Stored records
>> Begin

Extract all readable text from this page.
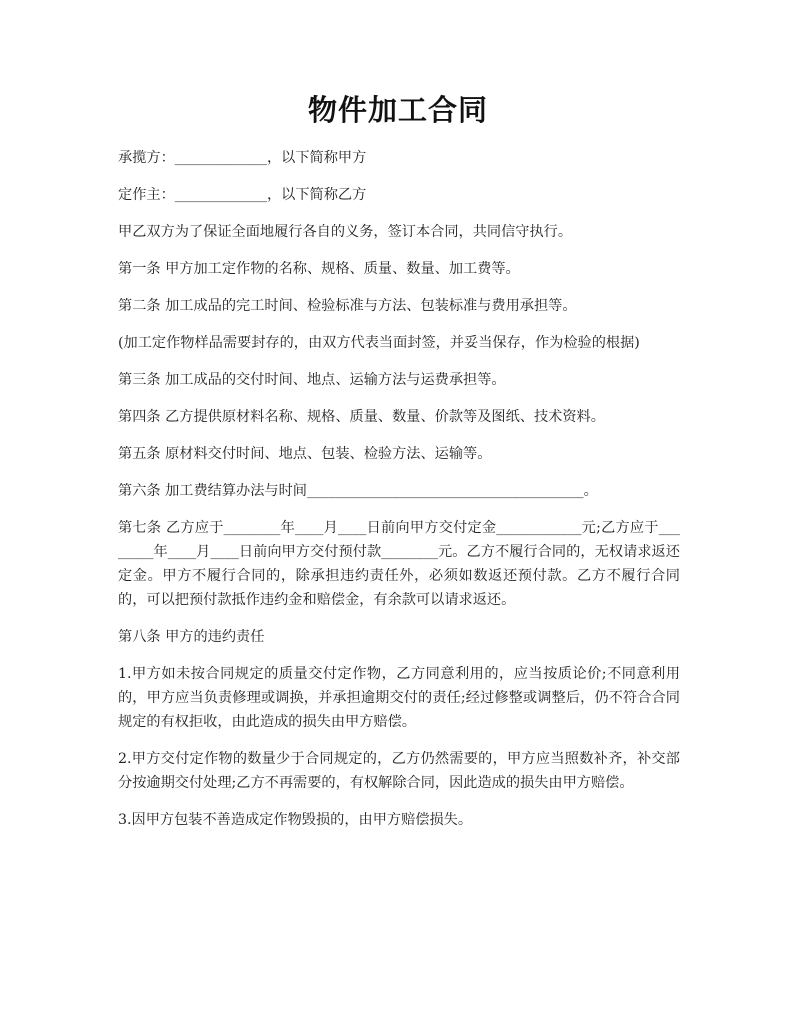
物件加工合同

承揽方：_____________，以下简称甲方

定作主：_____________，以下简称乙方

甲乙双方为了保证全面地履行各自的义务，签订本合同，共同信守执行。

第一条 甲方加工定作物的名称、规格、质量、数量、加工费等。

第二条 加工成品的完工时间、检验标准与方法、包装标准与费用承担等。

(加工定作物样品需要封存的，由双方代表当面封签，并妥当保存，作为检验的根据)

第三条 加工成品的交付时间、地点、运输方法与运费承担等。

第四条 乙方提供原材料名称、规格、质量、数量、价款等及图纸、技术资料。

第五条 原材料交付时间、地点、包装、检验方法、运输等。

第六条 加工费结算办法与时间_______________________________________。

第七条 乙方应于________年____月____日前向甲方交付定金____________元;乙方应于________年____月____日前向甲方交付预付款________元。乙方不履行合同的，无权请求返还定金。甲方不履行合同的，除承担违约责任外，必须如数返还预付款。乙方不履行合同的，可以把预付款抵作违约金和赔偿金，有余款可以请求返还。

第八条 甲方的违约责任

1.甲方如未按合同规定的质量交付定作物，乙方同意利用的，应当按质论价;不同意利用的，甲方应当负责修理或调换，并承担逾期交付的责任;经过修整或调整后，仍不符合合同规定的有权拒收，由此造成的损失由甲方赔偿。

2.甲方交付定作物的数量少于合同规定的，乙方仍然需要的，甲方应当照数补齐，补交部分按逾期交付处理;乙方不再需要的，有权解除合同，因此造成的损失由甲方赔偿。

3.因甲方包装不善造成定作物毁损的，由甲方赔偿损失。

>> End

Take the listing above and print it exactly, apart from the pictures.

Extract all readable text from this page.
物件加工合同

承揽方：_____________，以下简称甲方

定作主：_____________，以下简称乙方

甲乙双方为了保证全面地履行各自的义务，签订本合同，共同信守执行。

第一条 甲方加工定作物的名称、规格、质量、数量、加工费等。

第二条 加工成品的完工时间、检验标准与方法、包装标准与费用承担等。

(加工定作物样品需要封存的，由双方代表当面封签，并妥当保存，作为检验的根据)

第三条 加工成品的交付时间、地点、运输方法与运费承担等。

第四条 乙方提供原材料名称、规格、质量、数量、价款等及图纸、技术资料。

第五条 原材料交付时间、地点、包装、检验方法、运输等。

第六条 加工费结算办法与时间_______________________________________。

第七条 乙方应于________年____月____日前向甲方交付定金____________元;乙方应于________年____月____日前向甲方交付预付款________元。乙方不履行合同的，无权请求返还定金。甲方不履行合同的，除承担违约责任外，必须如数返还预付款。乙方不履行合同的，可以把预付款抵作违约金和赔偿金，有余款可以请求返还。

第八条 甲方的违约责任

1.甲方如未按合同规定的质量交付定作物，乙方同意利用的，应当按质论价;不同意利用的，甲方应当负责修理或调换，并承担逾期交付的责任;经过修整或调整后，仍不符合合同规定的有权拒收，由此造成的损失由甲方赔偿。

2.甲方交付定作物的数量少于合同规定的，乙方仍然需要的，甲方应当照数补齐，补交部分按逾期交付处理;乙方不再需要的，有权解除合同，因此造成的损失由甲方赔偿。

3.因甲方包装不善造成定作物毁损的，由甲方赔偿损失。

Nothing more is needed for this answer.